[TO DO]
Keep only the lines of the data below that contain "Организация", and copy them.

Dataset entries
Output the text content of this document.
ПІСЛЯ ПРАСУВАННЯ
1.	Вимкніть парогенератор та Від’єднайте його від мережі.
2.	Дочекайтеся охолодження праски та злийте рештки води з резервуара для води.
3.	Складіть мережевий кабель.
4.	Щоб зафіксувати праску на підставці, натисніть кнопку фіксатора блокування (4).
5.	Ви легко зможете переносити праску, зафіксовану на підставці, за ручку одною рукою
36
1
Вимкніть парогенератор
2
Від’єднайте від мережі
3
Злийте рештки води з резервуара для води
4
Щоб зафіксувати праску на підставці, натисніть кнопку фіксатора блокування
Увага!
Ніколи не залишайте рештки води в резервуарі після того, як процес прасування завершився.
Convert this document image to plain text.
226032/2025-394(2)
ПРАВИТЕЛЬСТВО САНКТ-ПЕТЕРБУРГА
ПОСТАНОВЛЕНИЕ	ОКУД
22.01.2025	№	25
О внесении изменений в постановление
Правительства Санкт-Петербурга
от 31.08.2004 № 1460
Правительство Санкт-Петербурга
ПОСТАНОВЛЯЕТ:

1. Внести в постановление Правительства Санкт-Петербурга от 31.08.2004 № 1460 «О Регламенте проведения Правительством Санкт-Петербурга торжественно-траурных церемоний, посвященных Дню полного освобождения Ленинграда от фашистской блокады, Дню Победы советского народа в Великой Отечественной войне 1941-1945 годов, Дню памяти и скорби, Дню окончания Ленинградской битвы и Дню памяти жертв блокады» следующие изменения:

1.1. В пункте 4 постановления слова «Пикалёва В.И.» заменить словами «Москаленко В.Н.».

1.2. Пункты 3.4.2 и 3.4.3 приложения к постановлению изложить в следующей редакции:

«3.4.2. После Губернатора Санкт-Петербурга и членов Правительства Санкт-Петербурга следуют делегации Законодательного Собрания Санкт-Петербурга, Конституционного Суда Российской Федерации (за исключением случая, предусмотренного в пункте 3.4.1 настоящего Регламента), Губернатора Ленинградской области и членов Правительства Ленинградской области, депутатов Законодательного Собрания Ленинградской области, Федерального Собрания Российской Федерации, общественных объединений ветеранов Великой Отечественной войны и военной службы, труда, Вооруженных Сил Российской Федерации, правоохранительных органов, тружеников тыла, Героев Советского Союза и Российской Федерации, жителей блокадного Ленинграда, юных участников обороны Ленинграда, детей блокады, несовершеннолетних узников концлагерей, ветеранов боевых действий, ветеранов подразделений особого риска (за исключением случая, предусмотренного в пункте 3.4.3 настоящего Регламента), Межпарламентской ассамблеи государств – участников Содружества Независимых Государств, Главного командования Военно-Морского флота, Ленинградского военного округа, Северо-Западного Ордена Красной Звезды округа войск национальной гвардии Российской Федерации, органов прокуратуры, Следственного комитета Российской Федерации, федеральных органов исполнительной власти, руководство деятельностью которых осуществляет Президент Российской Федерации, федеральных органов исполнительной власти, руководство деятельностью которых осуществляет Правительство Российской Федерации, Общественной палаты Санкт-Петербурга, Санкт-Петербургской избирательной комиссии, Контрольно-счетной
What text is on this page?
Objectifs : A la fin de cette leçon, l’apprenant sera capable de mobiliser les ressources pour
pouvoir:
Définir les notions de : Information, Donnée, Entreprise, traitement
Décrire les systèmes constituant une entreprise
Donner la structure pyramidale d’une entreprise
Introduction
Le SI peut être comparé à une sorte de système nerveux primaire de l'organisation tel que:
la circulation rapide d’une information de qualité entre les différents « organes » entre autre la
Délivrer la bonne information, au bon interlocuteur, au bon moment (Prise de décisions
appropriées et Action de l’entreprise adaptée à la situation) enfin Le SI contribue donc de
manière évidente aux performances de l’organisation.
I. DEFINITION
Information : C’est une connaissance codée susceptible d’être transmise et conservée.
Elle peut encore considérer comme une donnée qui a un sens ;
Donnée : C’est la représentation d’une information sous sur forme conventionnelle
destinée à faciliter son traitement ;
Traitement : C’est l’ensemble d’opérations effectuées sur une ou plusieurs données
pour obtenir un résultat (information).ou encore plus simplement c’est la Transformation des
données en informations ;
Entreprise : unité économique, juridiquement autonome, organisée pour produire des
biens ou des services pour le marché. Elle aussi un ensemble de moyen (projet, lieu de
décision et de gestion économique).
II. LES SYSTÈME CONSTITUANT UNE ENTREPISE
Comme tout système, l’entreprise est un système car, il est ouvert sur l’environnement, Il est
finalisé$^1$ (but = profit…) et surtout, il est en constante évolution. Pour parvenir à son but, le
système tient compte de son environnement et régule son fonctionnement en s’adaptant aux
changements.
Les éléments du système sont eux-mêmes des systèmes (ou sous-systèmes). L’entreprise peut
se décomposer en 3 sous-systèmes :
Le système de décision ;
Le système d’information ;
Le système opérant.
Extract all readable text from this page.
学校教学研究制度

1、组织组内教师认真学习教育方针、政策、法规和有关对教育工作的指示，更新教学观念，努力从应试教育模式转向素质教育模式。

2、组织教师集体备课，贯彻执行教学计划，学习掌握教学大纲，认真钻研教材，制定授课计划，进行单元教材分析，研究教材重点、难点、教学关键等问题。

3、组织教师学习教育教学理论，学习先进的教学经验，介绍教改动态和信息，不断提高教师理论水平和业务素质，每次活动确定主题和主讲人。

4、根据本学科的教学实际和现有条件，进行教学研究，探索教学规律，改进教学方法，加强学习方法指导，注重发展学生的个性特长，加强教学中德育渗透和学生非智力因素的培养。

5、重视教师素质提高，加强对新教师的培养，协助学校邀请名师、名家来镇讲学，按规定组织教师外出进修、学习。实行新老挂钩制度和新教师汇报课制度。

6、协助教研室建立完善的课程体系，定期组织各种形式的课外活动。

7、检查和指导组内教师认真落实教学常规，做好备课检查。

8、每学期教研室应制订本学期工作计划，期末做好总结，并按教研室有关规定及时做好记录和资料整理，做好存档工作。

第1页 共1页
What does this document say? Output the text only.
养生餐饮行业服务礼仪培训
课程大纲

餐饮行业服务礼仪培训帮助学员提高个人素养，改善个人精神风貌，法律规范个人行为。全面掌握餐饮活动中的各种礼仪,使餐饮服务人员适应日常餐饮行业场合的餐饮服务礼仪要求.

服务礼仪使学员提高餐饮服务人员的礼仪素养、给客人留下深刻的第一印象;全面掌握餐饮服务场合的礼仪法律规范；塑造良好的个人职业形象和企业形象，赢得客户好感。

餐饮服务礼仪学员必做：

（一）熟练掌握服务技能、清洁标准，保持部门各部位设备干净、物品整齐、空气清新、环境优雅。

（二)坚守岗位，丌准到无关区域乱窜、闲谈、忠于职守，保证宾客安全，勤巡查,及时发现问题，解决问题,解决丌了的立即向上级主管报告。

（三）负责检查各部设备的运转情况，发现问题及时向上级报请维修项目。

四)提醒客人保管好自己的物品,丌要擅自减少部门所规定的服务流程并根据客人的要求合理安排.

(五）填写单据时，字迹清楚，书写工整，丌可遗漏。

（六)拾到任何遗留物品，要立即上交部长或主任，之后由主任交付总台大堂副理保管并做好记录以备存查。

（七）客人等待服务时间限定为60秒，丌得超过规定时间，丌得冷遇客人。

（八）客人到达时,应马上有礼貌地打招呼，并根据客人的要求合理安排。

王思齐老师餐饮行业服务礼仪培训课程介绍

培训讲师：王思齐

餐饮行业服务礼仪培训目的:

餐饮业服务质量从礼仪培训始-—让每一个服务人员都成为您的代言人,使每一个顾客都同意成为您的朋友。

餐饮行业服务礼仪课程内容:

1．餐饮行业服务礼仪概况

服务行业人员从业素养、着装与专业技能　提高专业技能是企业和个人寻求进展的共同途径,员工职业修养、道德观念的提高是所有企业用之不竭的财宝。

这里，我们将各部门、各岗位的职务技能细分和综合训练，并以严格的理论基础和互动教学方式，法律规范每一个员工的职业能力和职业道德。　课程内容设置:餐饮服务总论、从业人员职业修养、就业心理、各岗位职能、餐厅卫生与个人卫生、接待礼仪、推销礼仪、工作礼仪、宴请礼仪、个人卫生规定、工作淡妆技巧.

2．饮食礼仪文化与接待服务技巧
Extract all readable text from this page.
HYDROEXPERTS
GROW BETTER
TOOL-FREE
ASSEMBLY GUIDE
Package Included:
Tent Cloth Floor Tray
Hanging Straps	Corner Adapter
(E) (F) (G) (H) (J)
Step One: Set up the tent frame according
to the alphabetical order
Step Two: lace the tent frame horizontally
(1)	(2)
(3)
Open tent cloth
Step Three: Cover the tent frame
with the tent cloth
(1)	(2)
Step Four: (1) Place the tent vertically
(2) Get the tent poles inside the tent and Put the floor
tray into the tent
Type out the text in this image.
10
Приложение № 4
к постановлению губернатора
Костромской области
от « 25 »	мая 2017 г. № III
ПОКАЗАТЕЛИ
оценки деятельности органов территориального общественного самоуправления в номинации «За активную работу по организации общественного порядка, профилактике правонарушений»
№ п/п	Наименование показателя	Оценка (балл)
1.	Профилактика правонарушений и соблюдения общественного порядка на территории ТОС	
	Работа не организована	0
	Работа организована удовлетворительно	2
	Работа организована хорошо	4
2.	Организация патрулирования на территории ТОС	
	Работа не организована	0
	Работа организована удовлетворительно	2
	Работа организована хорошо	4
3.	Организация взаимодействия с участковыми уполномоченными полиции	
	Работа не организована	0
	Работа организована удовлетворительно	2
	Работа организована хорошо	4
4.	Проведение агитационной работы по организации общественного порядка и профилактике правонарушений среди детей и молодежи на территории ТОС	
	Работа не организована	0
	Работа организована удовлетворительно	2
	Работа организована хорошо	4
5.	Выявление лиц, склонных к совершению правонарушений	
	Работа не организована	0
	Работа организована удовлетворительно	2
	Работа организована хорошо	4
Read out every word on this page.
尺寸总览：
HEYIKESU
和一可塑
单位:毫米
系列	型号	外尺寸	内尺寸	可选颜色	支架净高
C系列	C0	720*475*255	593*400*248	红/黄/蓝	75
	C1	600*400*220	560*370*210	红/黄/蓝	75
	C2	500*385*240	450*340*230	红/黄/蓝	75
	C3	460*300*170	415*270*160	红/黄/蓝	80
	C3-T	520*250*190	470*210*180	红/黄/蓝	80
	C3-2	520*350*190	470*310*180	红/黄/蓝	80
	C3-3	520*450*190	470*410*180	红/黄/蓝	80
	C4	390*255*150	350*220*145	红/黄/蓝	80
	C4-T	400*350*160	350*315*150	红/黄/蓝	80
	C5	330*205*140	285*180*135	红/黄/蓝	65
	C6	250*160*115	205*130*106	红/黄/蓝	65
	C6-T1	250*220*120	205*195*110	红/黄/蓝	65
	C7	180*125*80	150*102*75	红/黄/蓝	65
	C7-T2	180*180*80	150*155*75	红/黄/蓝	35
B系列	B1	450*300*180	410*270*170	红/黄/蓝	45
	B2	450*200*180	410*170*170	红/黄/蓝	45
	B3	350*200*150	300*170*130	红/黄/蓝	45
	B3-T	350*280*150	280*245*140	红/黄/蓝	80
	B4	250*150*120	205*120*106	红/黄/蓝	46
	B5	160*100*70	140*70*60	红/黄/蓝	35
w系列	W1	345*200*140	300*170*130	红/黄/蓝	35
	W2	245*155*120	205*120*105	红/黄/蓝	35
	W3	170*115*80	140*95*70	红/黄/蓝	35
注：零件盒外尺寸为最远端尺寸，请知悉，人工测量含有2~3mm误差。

[EXERCISE ANSWER]
2.	Организация патрулирования на территории ТОС	
3.	Организация взаимодействия с участковыми уполномоченными полиции	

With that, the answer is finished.